__Data supplied__
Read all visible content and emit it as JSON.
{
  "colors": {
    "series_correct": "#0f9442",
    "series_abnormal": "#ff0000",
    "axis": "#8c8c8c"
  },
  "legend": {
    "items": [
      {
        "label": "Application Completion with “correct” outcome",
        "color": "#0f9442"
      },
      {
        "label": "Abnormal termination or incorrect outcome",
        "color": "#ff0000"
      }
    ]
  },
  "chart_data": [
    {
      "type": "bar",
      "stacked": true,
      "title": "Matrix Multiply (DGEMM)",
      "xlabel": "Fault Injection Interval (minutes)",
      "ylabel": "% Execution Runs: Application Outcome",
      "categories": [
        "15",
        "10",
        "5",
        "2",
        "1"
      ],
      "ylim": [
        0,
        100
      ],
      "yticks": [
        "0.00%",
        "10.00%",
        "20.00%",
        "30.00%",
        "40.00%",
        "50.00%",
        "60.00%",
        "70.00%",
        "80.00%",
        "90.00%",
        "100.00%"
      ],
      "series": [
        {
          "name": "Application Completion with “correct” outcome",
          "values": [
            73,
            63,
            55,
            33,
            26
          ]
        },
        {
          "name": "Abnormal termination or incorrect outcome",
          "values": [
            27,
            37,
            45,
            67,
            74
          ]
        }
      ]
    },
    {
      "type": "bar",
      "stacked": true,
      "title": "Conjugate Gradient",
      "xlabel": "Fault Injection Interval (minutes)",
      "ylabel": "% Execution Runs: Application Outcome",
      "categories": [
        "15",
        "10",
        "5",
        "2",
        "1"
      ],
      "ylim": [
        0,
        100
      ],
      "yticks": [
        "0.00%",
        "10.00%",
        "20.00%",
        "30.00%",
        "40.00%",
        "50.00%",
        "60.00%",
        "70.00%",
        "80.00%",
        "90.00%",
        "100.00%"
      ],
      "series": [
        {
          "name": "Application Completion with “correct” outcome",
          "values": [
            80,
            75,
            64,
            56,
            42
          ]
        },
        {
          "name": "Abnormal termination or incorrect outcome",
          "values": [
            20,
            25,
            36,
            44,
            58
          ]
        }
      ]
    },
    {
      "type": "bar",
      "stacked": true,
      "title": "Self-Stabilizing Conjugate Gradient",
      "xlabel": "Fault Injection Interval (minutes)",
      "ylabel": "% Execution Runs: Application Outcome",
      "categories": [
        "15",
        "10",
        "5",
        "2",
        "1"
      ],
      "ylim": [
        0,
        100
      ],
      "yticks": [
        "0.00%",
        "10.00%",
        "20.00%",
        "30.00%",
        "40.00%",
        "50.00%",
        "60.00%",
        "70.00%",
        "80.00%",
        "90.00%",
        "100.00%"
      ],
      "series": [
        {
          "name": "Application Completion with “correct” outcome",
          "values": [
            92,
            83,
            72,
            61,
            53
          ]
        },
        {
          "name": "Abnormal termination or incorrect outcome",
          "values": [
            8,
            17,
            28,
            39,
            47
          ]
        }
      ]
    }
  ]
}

__Problem description__
Repeat each of the entries above precisely as given.

__Response to this exercise__
Read all visible content and emit it as JSON.
{
  "colors": {
    "series_correct": "#0f9442",
    "series_abnormal": "#ff0000",
    "axis": "#8c8c8c"
  },
  "legend": {
    "items": [
      {
        "label": "Application Completion with “correct” outcome",
        "color": "#0f9442"
      },
      {
        "label": "Abnormal termination or incorrect outcome",
        "color": "#ff0000"
      }
    ]
  },
  "chart_data": [
    {
      "type": "bar",
      "stacked": true,
      "title": "Matrix Multiply (DGEMM)",
      "xlabel": "Fault Injection Interval (minutes)",
      "ylabel": "% Execution Runs: Application Outcome",
      "categories": [
        "15",
        "10",
        "5",
        "2",
        "1"
      ],
      "ylim": [
        0,
        100
      ],
      "yticks": [
        "0.00%",
        "10.00%",
        "20.00%",
        "30.00%",
        "40.00%",
        "50.00%",
        "60.00%",
        "70.00%",
        "80.00%",
        "90.00%",
        "100.00%"
      ],
      "series": [
        {
          "name": "Application Completion with “correct” outcome",
          "values": [
            73,
            63,
            55,
            33,
            26
          ]
        },
        {
          "name": "Abnormal termination or incorrect outcome",
          "values": [
            27,
            37,
            45,
            67,
            74
          ]
        }
      ]
    },
    {
      "type": "bar",
      "stacked": true,
      "title": "Conjugate Gradient",
      "xlabel": "Fault Injection Interval (minutes)",
      "ylabel": "% Execution Runs: Application Outcome",
      "categories": [
        "15",
        "10",
        "5",
        "2",
        "1"
      ],
      "ylim": [
        0,
        100
      ],
      "yticks": [
        "0.00%",
        "10.00%",
        "20.00%",
        "30.00%",
        "40.00%",
        "50.00%",
        "60.00%",
        "70.00%",
        "80.00%",
        "90.00%",
        "100.00%"
      ],
      "series": [
        {
          "name": "Application Completion with “correct” outcome",
          "values": [
            80,
            75,
            64,
            56,
            42
          ]
        },
        {
          "name": "Abnormal termination or incorrect outcome",
          "values": [
            20,
            25,
            36,
            44,
            58
          ]
        }
      ]
    },
    {
      "type": "bar",
      "stacked": true,
      "title": "Self-Stabilizing Conjugate Gradient",
      "xlabel": "Fault Injection Interval (minutes)",
      "ylabel": "% Execution Runs: Application Outcome",
      "categories": [
        "15",
        "10",
        "5",
        "2",
        "1"
      ],
      "ylim": [
        0,
        100
      ],
      "yticks": [
        "0.00%",
        "10.00%",
        "20.00%",
        "30.00%",
        "40.00%",
        "50.00%",
        "60.00%",
        "70.00%",
        "80.00%",
        "90.00%",
        "100.00%"
      ],
      "series": [
        {
          "name": "Application Completion with “correct” outcome",
          "values": [
            92,
            83,
            72,
            61,
            53
          ]
        },
        {
          "name": "Abnormal termination or incorrect outcome",
          "values": [
            8,
            17,
            28,
            39,
            47
          ]
        }
      ]
    }
  ]
}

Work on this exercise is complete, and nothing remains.